■ Problem details: Copy out the listing in full, exactly as written, but not its pictures.

---- Input

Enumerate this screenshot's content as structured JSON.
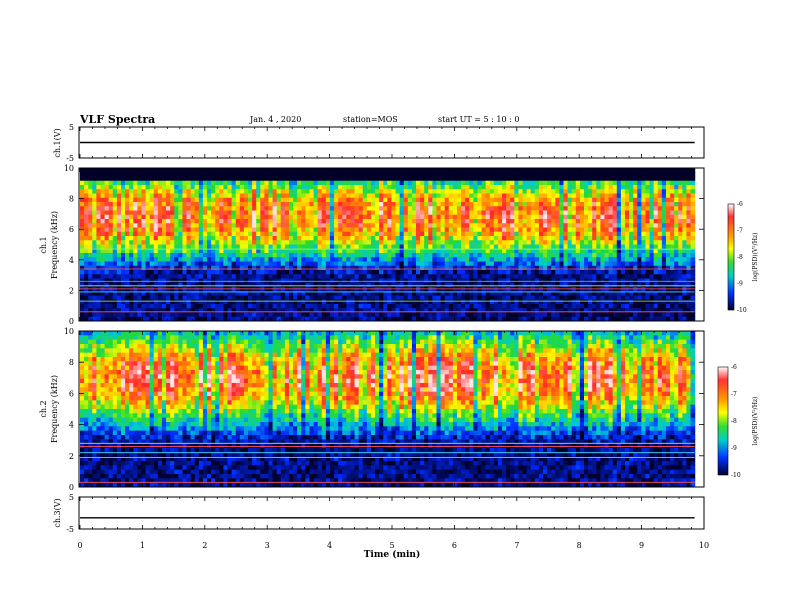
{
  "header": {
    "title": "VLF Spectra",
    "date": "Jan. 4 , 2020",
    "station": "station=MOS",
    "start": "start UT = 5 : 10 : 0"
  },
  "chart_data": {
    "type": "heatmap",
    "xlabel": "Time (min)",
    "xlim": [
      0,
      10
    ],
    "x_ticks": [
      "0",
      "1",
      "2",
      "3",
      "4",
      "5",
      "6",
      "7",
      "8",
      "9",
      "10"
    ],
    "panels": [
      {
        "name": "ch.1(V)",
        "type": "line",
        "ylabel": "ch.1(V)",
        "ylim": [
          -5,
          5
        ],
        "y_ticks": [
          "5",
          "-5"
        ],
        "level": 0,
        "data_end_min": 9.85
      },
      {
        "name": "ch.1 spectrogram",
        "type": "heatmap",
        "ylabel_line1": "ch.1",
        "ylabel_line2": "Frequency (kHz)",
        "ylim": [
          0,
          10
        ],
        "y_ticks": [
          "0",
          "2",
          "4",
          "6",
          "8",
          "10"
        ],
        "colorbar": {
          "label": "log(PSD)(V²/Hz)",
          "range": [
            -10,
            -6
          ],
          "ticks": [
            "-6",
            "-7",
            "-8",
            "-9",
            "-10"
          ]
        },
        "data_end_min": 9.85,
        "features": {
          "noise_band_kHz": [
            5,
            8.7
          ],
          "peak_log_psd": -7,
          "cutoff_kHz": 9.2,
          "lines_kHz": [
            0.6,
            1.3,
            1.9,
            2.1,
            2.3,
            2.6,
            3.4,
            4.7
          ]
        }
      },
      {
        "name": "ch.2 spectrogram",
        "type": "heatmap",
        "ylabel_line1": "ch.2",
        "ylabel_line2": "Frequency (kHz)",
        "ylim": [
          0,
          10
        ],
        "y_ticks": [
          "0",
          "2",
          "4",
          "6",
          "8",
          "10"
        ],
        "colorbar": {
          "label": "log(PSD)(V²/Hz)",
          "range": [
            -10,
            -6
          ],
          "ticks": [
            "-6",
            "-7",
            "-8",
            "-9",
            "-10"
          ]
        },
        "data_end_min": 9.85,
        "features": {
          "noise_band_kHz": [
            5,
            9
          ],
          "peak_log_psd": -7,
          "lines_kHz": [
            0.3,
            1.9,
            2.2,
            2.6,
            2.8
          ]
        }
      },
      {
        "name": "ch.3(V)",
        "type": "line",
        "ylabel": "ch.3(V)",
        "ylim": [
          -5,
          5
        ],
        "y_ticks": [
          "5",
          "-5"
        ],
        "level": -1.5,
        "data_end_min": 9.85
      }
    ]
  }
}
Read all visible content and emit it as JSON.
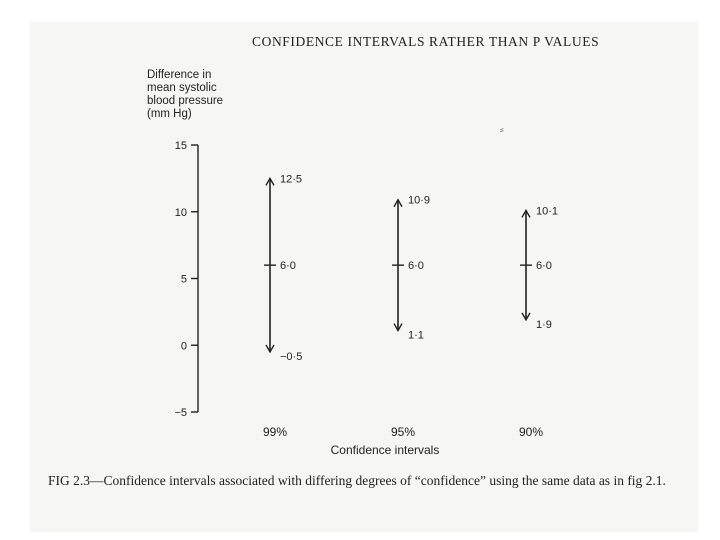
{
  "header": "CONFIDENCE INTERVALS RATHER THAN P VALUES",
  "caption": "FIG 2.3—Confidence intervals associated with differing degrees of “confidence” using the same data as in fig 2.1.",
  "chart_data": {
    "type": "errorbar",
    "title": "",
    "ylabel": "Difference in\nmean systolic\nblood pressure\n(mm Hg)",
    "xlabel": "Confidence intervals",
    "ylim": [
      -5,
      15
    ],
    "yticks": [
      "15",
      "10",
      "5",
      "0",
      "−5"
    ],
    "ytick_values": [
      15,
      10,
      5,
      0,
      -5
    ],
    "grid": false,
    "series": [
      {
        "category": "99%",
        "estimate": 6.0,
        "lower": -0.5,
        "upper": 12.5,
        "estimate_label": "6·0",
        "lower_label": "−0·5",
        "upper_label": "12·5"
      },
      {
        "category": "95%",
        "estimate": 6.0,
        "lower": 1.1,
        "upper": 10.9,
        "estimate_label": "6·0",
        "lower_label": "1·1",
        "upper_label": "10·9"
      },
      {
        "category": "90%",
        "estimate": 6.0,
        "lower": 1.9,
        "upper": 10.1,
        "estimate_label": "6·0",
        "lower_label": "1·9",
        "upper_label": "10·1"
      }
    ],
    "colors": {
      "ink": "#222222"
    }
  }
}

--------

■ Problem solution:
Enumerate this screenshot's content as structured JSON.
{
  "header": {
    "title": "VLF Spectra",
    "date": "Jan. 4 , 2020",
    "station": "station=MOS",
    "start": "start UT = 5 : 10 : 0"
  },
  "chart_data": {
    "type": "heatmap",
    "xlabel": "Time (min)",
    "xlim": [
      0,
      10
    ],
    "x_ticks": [
      "0",
      "1",
      "2",
      "3",
      "4",
      "5",
      "6",
      "7",
      "8",
      "9",
      "10"
    ],
    "panels": [
      {
        "name": "ch.1(V)",
        "type": "line",
        "ylabel": "ch.1(V)",
        "ylim": [
          -5,
          5
        ],
        "y_ticks": [
          "5",
          "-5"
        ],
        "level": 0,
        "data_end_min": 9.85
      },
      {
        "name": "ch.1 spectrogram",
        "type": "heatmap",
        "ylabel_line1": "ch.1",
        "ylabel_line2": "Frequency (kHz)",
        "ylim": [
          0,
          10
        ],
        "y_ticks": [
          "0",
          "2",
          "4",
          "6",
          "8",
          "10"
        ],
        "colorbar": {
          "label": "log(PSD)(V²/Hz)",
          "range": [
            -10,
            -6
          ],
          "ticks": [
            "-6",
            "-7",
            "-8",
            "-9",
            "-10"
          ]
        },
        "data_end_min": 9.85,
        "features": {
          "noise_band_kHz": [
            5,
            8.7
          ],
          "peak_log_psd": -7,
          "cutoff_kHz": 9.2,
          "lines_kHz": [
            0.6,
            1.3,
            1.9,
            2.1,
            2.3,
            2.6,
            3.4,
            4.7
          ]
        }
      },
      {
        "name": "ch.2 spectrogram",
        "type": "heatmap",
        "ylabel_line1": "ch.2",
        "ylabel_line2": "Frequency (kHz)",
        "ylim": [
          0,
          10
        ],
        "y_ticks": [
          "0",
          "2",
          "4",
          "6",
          "8",
          "10"
        ],
        "colorbar": {
          "label": "log(PSD)(V²/Hz)",
          "range": [
            -10,
            -6
          ],
          "ticks": [
            "-6",
            "-7",
            "-8",
            "-9",
            "-10"
          ]
        },
        "data_end_min": 9.85,
        "features": {
          "noise_band_kHz": [
            5,
            9
          ],
          "peak_log_psd": -7,
          "lines_kHz": [
            0.3,
            1.9,
            2.2,
            2.6,
            2.8
          ]
        }
      },
      {
        "name": "ch.3(V)",
        "type": "line",
        "ylabel": "ch.3(V)",
        "ylim": [
          -5,
          5
        ],
        "y_ticks": [
          "5",
          "-5"
        ],
        "level": -1.5,
        "data_end_min": 9.85
      }
    ]
  }
}
Read all visible content and emit it as JSON.
{
  "header": "CONFIDENCE INTERVALS RATHER THAN P VALUES",
  "caption": "FIG 2.3—Confidence intervals associated with differing degrees of “confidence” using the same data as in fig 2.1.",
  "chart_data": {
    "type": "errorbar",
    "title": "",
    "ylabel": "Difference in\nmean systolic\nblood pressure\n(mm Hg)",
    "xlabel": "Confidence intervals",
    "ylim": [
      -5,
      15
    ],
    "yticks": [
      "15",
      "10",
      "5",
      "0",
      "−5"
    ],
    "ytick_values": [
      15,
      10,
      5,
      0,
      -5
    ],
    "grid": false,
    "series": [
      {
        "category": "99%",
        "estimate": 6.0,
        "lower": -0.5,
        "upper": 12.5,
        "estimate_label": "6·0",
        "lower_label": "−0·5",
        "upper_label": "12·5"
      },
      {
        "category": "95%",
        "estimate": 6.0,
        "lower": 1.1,
        "upper": 10.9,
        "estimate_label": "6·0",
        "lower_label": "1·1",
        "upper_label": "10·9"
      },
      {
        "category": "90%",
        "estimate": 6.0,
        "lower": 1.9,
        "upper": 10.1,
        "estimate_label": "6·0",
        "lower_label": "1·9",
        "upper_label": "10·1"
      }
    ],
    "colors": {
      "ink": "#222222"
    }
  }
}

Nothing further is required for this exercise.